==== PASSO CITATO ====

Il Presidente: Discorsi

Auguri di fine anno

Discorso pronunciato al Quirinale in occasione dello scambio di auguri di fine anno

20 Dicembre 2006

Signor Presidente della Repubblica,
sono davvero lieto di esprimerLe, in occasione delle festività del Santo Natale e di fine anno, gli auguri più affettuosi anche a nome del Presidente della Camera, del Presidente del Consiglio dei Ministri, del Presidente della Corte Costituzionale, delle Autorità civili e militari della Repubblica e di tutti i presenti.
Voglio cogliere l'opportunità che mi è offerta oggi per manifestarLe, interpretando certamente il sentimento del Paese intero, gratitudine e riconoscenza per il forte senso di equilibrio con cui Ella sta esercitando la Sua responsabilità. Attorno al Capo dello Stato, primo custode della Costituzione repubblicana, tutti gli italiani, qualunque sia il loro credo politico, si ritrovano uniti.

==== DATI DI LAVORO ====

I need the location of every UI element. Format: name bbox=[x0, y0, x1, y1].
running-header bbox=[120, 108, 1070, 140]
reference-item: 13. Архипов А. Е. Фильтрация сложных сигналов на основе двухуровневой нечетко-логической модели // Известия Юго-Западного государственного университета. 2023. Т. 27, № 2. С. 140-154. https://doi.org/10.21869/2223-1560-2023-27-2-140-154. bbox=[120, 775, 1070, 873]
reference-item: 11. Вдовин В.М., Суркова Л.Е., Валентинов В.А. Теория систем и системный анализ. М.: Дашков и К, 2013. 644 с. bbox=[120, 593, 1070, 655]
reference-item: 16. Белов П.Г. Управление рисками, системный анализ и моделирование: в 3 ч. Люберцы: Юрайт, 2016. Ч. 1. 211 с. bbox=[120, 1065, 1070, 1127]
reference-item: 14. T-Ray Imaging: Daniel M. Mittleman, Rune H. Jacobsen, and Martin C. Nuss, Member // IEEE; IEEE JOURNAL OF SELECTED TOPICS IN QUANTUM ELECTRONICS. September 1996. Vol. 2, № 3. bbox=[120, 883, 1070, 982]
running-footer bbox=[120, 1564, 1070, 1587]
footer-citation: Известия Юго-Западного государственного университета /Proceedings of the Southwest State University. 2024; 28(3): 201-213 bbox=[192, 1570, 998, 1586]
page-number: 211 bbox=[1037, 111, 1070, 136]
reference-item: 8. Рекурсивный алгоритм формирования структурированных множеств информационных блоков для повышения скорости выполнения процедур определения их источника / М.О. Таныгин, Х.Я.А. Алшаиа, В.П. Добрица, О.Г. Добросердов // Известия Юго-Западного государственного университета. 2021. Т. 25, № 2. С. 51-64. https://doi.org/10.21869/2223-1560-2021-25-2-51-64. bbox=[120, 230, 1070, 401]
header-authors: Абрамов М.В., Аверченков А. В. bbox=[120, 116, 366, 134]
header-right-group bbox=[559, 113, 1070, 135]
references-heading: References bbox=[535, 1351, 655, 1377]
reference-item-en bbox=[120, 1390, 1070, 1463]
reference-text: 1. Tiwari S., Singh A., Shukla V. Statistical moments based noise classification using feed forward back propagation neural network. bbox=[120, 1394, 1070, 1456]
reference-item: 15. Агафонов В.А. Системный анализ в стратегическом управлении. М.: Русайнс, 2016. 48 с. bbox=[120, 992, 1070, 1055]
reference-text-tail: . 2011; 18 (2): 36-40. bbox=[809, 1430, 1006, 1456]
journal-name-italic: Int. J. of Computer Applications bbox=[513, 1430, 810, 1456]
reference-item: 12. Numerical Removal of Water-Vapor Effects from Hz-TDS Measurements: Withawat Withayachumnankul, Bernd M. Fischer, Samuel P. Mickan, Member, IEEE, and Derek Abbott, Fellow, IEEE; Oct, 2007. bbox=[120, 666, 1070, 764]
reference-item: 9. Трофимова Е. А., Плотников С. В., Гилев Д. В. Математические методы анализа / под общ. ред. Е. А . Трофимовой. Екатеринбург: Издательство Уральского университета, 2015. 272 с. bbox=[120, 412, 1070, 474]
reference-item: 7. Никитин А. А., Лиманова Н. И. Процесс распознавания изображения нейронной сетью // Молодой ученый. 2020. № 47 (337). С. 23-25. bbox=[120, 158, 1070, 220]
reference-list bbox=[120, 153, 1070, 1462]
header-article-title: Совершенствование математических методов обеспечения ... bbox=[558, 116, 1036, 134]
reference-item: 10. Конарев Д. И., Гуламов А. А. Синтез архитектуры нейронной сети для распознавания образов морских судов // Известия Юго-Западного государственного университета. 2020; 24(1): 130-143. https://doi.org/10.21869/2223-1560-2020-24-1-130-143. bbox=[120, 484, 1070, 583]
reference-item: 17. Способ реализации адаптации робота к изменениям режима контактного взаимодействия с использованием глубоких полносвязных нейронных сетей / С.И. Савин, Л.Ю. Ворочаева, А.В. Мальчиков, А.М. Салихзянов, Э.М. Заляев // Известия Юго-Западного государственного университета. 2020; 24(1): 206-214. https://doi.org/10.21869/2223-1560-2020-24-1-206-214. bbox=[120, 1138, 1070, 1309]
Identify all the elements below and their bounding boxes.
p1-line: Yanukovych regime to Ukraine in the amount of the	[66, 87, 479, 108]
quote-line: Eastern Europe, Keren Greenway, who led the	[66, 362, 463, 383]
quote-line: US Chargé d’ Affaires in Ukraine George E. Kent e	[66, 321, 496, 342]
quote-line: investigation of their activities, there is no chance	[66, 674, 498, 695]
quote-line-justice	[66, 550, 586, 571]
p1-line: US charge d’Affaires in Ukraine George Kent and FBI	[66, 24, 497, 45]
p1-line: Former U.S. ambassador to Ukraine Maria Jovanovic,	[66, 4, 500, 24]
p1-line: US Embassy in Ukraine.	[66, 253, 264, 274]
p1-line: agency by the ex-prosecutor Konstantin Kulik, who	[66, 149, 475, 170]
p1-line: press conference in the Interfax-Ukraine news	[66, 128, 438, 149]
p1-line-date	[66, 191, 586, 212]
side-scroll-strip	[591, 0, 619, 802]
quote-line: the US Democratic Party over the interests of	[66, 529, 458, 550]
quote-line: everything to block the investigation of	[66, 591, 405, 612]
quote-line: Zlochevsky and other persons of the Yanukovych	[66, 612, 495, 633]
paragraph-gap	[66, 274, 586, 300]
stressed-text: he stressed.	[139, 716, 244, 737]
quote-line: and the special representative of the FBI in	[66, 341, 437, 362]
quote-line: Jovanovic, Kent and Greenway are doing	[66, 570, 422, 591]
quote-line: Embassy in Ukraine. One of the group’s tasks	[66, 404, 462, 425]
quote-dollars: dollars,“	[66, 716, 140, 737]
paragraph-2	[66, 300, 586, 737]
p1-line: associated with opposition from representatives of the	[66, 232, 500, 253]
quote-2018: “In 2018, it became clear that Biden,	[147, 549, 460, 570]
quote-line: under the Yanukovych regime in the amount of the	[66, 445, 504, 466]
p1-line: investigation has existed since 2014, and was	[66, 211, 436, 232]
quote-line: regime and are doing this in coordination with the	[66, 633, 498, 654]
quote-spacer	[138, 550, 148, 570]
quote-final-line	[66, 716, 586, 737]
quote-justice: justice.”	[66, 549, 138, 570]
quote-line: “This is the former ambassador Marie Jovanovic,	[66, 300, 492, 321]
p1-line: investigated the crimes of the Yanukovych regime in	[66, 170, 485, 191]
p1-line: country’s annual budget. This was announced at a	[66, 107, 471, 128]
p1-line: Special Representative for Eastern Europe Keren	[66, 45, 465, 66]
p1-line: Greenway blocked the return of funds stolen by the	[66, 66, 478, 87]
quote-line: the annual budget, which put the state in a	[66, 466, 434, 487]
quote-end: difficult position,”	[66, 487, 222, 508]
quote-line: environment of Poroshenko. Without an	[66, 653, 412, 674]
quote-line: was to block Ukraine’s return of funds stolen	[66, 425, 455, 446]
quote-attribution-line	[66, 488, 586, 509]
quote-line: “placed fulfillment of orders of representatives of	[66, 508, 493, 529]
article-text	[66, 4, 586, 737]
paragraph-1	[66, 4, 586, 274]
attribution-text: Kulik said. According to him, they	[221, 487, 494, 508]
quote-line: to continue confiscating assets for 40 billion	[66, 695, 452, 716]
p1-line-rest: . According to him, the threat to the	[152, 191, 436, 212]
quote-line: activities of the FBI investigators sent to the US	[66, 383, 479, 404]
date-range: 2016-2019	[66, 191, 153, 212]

====

■ PROBLEMI DA RISOLVERE ■
1. Nel discorso di auguri di fine anno, per quale motivo chi parla esprime gratitudine e riconoscenza al Presidente della Repubblica? Rispondi in una-tre frasi.
2. Ricopia senza alcuna modifica la parte dei record che va dall'inizio fino alla riga che contiene "reference-item: 15. Агафонов", entrambe le estremità comprese.
Il testo e i record non hanno alcun legame tra loro.

■ RISULTATI PER COMPITO ■
1. Chi parla esprime gratitudine e riconoscenza per il forte senso di equilibrio con cui il Presidente sta esercitando la sua responsabilità. Lo fa interpretando, come afferma, il sentimento del Paese intero.

2.
I need the location of every UI element. Format: name bbox=[x0, y0, x1, y1].
running-header bbox=[120, 108, 1070, 140]
reference-item: 13. Архипов А. Е. Фильтрация сложных сигналов на основе двухуровневой нечетко-логической модели // Известия Юго-Западного государственного университета. 2023. Т. 27, № 2. С. 140-154. https://doi.org/10.21869/2223-1560-2023-27-2-140-154. bbox=[120, 775, 1070, 873]
reference-item: 11. Вдовин В.М., Суркова Л.Е., Валентинов В.А. Теория систем и системный анализ. М.: Дашков и К, 2013. 644 с. bbox=[120, 593, 1070, 655]
reference-item: 16. Белов П.Г. Управление рисками, системный анализ и моделирование: в 3 ч. Люберцы: Юрайт, 2016. Ч. 1. 211 с. bbox=[120, 1065, 1070, 1127]
reference-item: 14. T-Ray Imaging: Daniel M. Mittleman, Rune H. Jacobsen, and Martin C. Nuss, Member // IEEE; IEEE JOURNAL OF SELECTED TOPICS IN QUANTUM ELECTRONICS. September 1996. Vol. 2, № 3. bbox=[120, 883, 1070, 982]
running-footer bbox=[120, 1564, 1070, 1587]
footer-citation: Известия Юго-Западного государственного университета /Proceedings of the Southwest State University. 2024; 28(3): 201-213 bbox=[192, 1570, 998, 1586]
page-number: 211 bbox=[1037, 111, 1070, 136]
reference-item: 8. Рекурсивный алгоритм формирования структурированных множеств информационных блоков для повышения скорости выполнения процедур определения их источника / М.О. Таныгин, Х.Я.А. Алшаиа, В.П. Добрица, О.Г. Добросердов // Известия Юго-Западного государственного университета. 2021. Т. 25, № 2. С. 51-64. https://doi.org/10.21869/2223-1560-2021-25-2-51-64. bbox=[120, 230, 1070, 401]
header-authors: Абрамов М.В., Аверченков А. В. bbox=[120, 116, 366, 134]
header-right-group bbox=[559, 113, 1070, 135]
references-heading: References bbox=[535, 1351, 655, 1377]
reference-item-en bbox=[120, 1390, 1070, 1463]
reference-text: 1. Tiwari S., Singh A., Shukla V. Statistical moments based noise classification using feed forward back propagation neural network. bbox=[120, 1394, 1070, 1456]
reference-item: 15. Агафонов В.А. Системный анализ в стратегическом управлении. М.: Русайнс, 2016. 48 с. bbox=[120, 992, 1070, 1055]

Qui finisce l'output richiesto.